--- begin ENTRIES SHOWN ---
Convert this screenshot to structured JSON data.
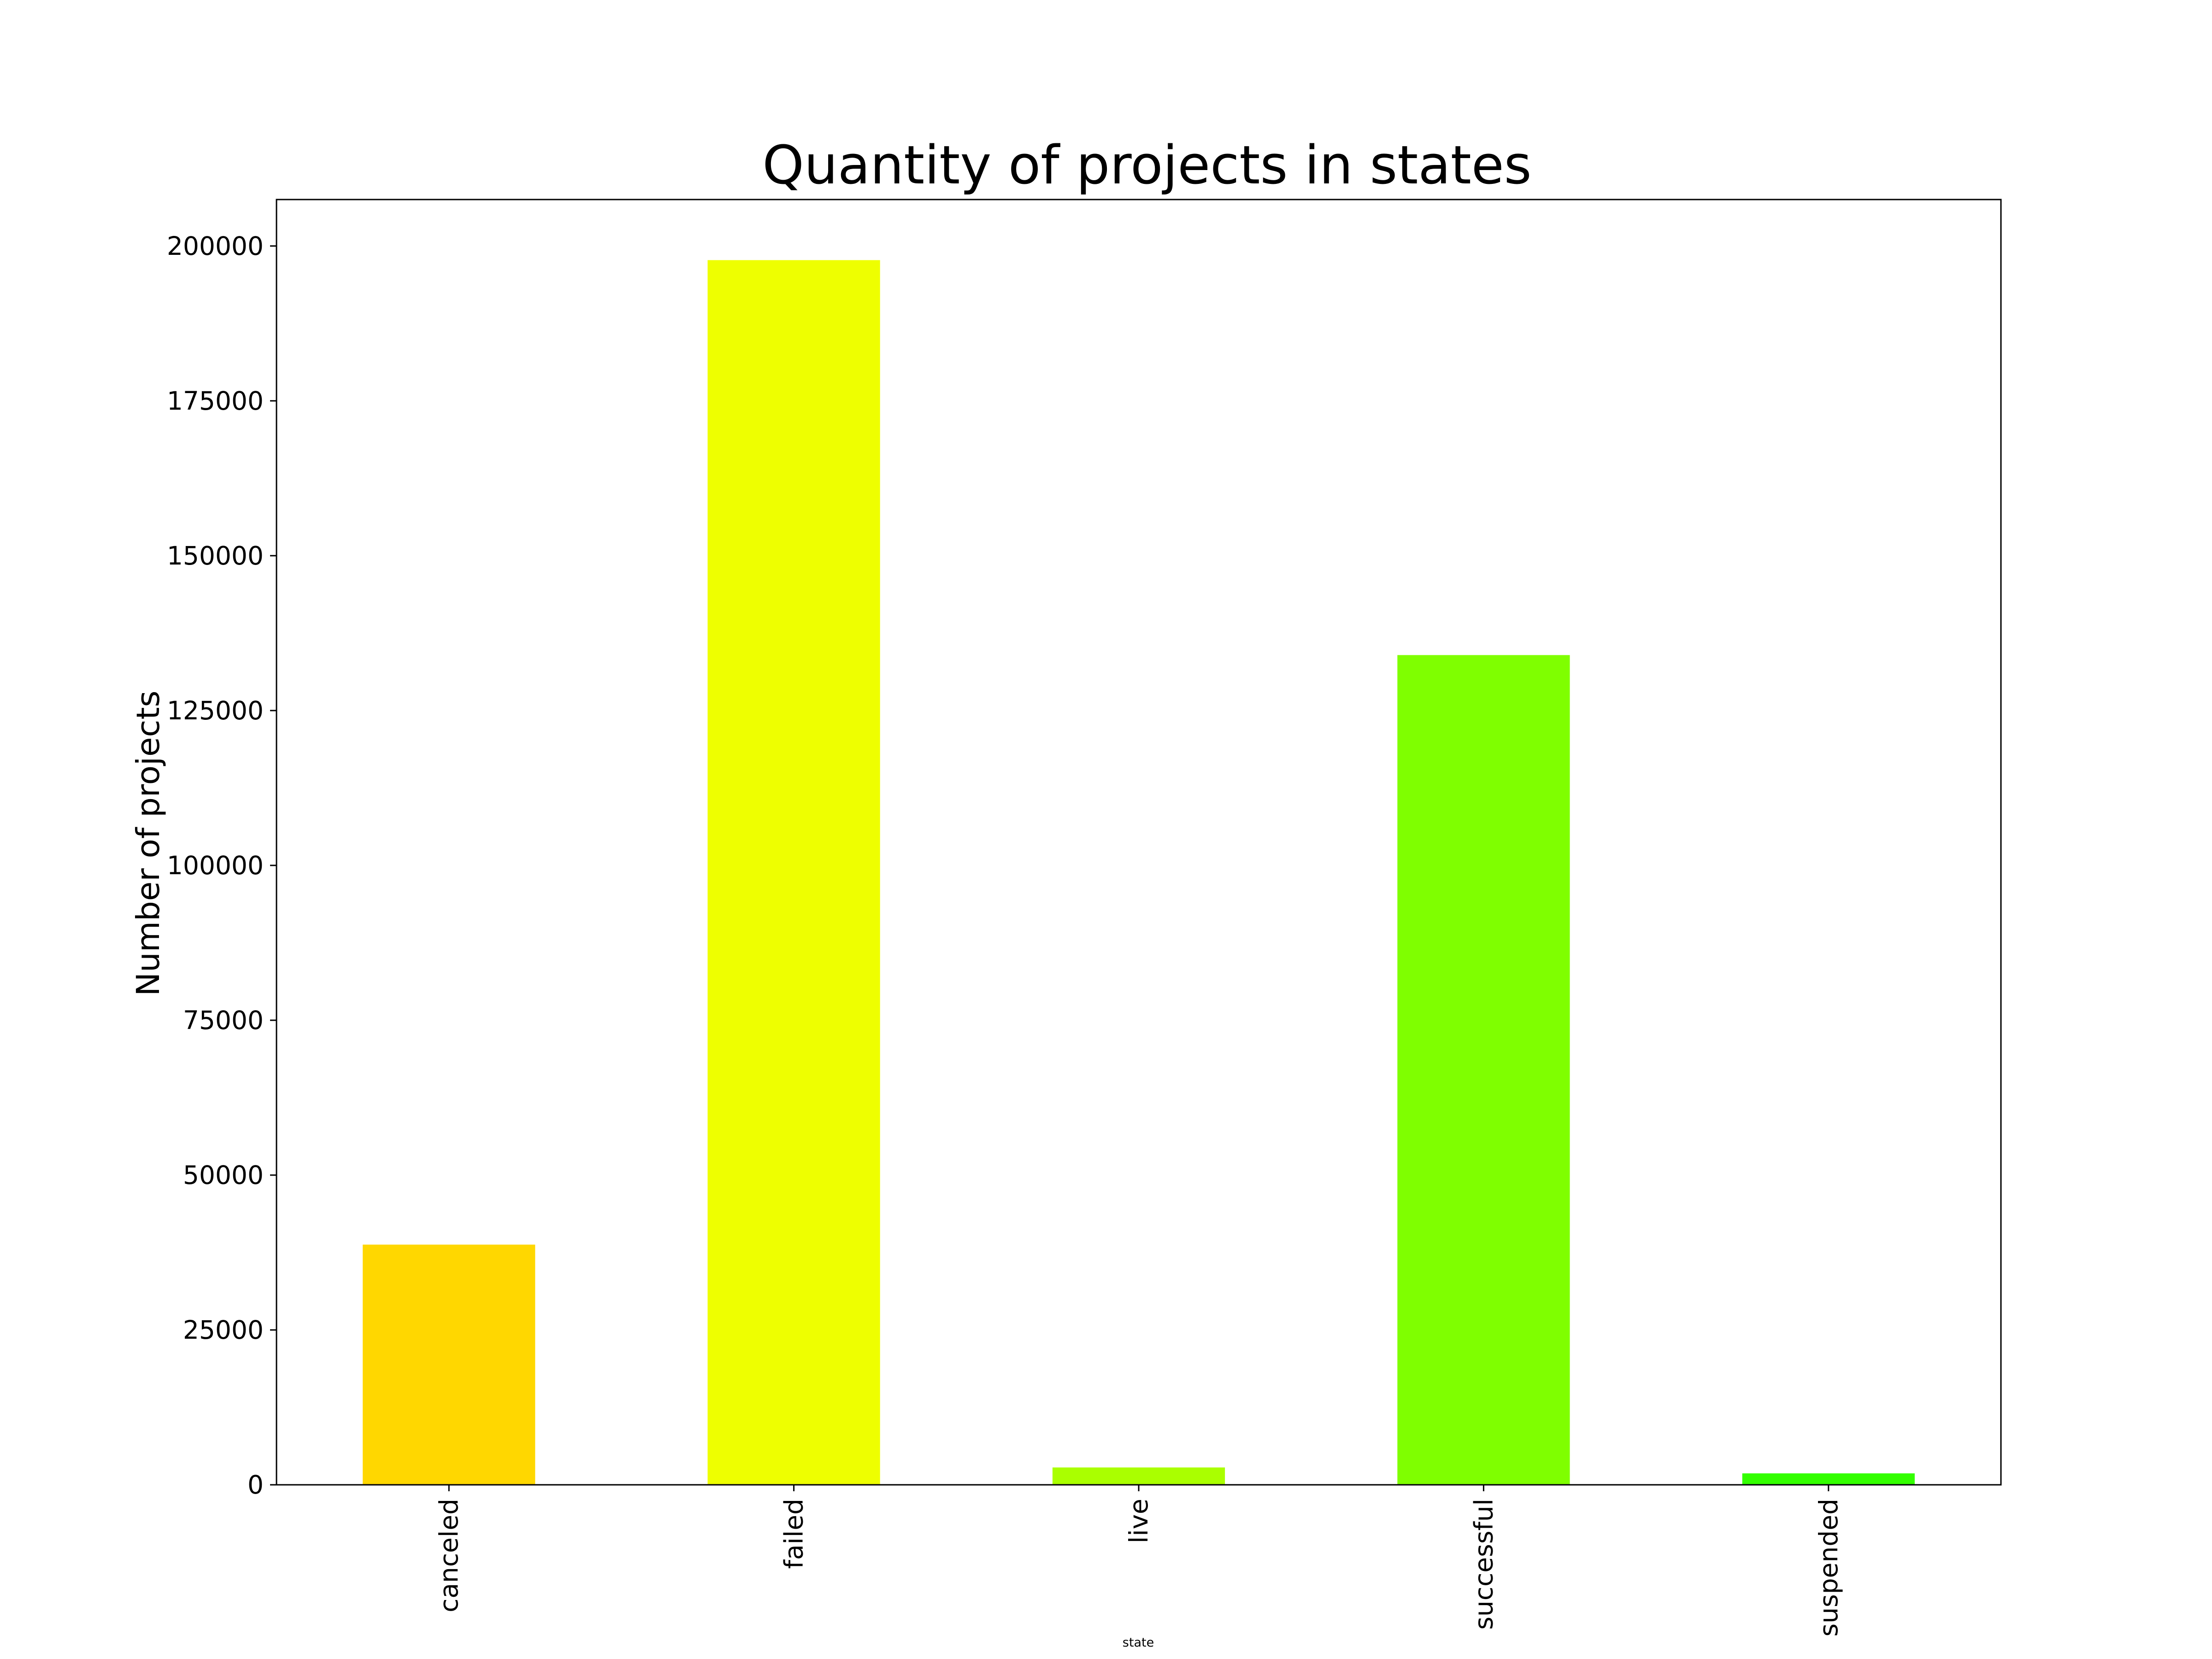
{
  "chart_data": {
    "type": "bar",
    "title": "Quantity of projects in states",
    "xlabel": "state",
    "ylabel": "Number of projects",
    "categories": [
      "canceled",
      "failed",
      "live",
      "successful",
      "suspended"
    ],
    "values": [
      38779,
      197719,
      2799,
      133956,
      1846
    ],
    "colors": [
      "#ffd700",
      "#eeff00",
      "#aaff00",
      "#7fff00",
      "#33ff00"
    ],
    "ylim": [
      0,
      207500
    ],
    "yticks": [
      0,
      25000,
      50000,
      75000,
      100000,
      125000,
      150000,
      175000,
      200000
    ],
    "grid": false
  }
}
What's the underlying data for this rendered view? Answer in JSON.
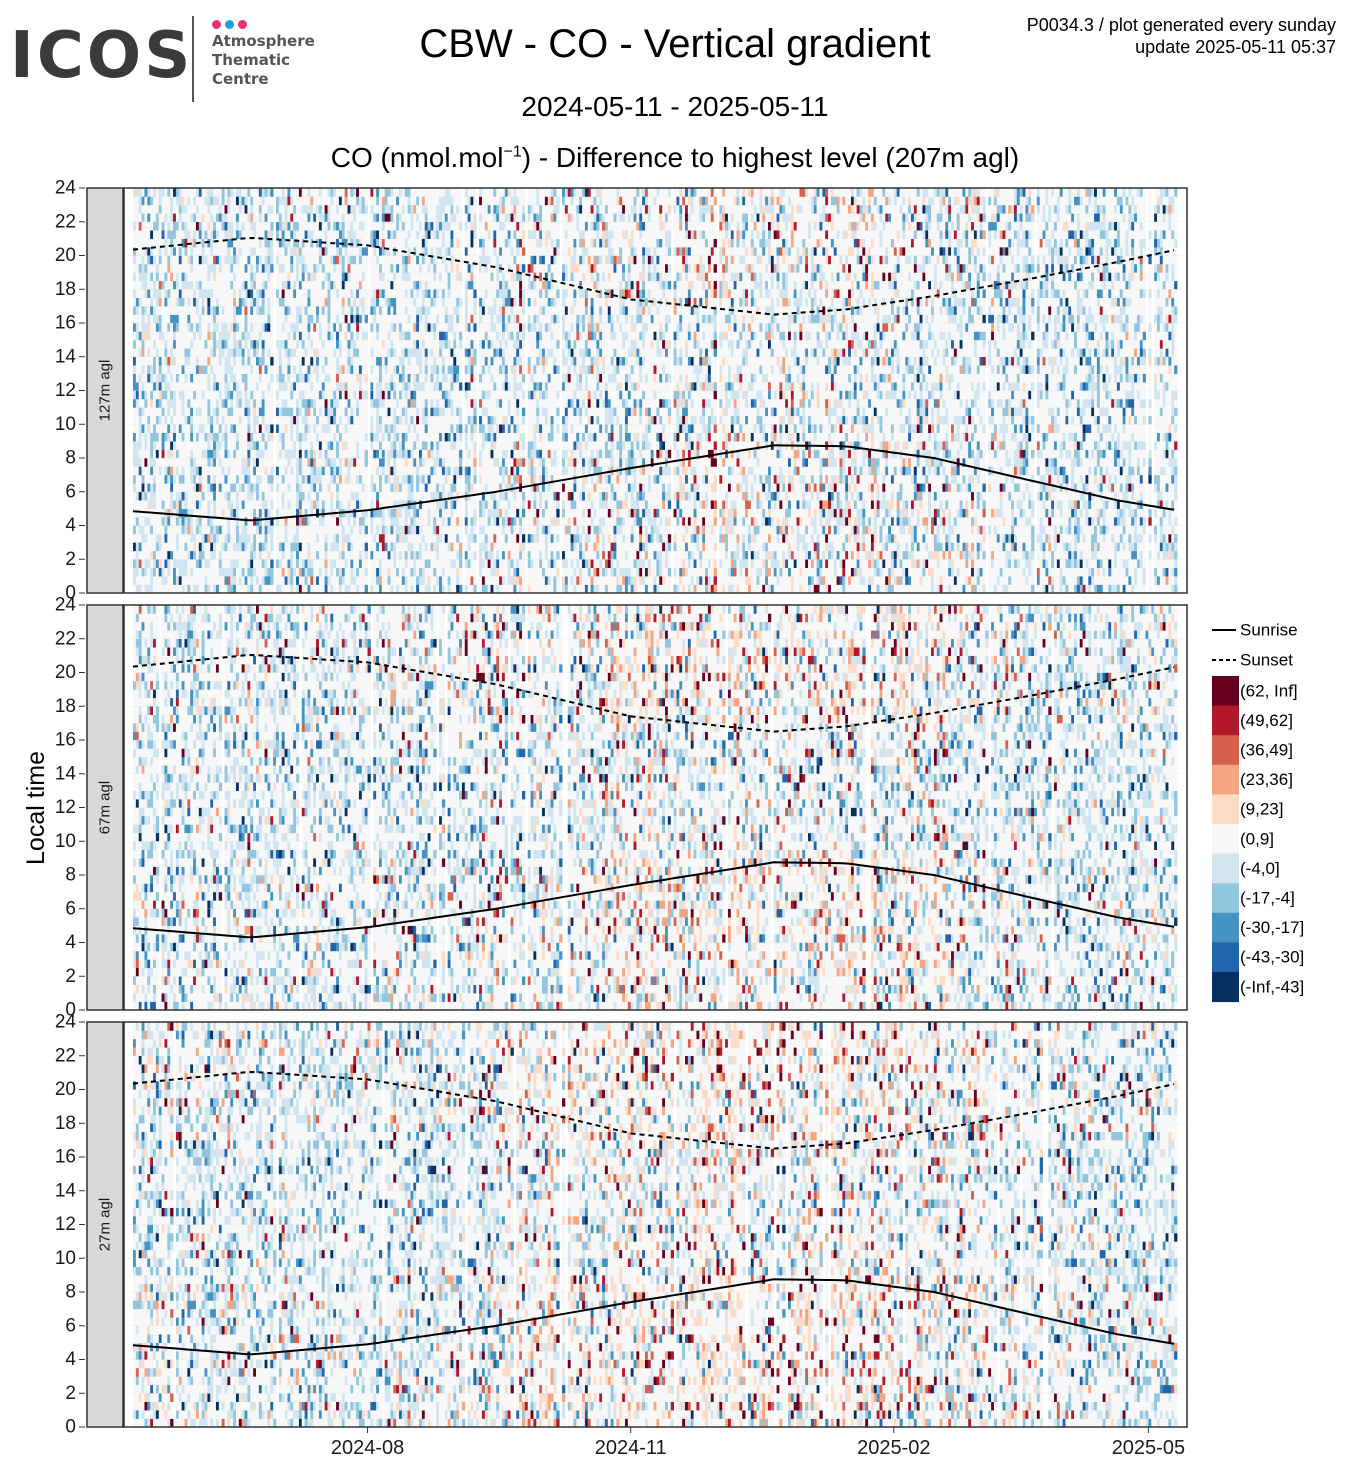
--- end ENTRIES SHOWN ---
Print all the records again exactly; do not include any picture.

Convert this screenshot to structured JSON data.
{
  "chart_data": {
    "type": "bar",
    "title": "Quantity of projects in states",
    "xlabel": "state",
    "ylabel": "Number of projects",
    "categories": [
      "canceled",
      "failed",
      "live",
      "successful",
      "suspended"
    ],
    "values": [
      38779,
      197719,
      2799,
      133956,
      1846
    ],
    "colors": [
      "#ffd700",
      "#eeff00",
      "#aaff00",
      "#7fff00",
      "#33ff00"
    ],
    "ylim": [
      0,
      207500
    ],
    "yticks": [
      0,
      25000,
      50000,
      75000,
      100000,
      125000,
      150000,
      175000,
      200000
    ],
    "grid": false
  }
}
What's the underlying data for this rendered view? Answer in JSON.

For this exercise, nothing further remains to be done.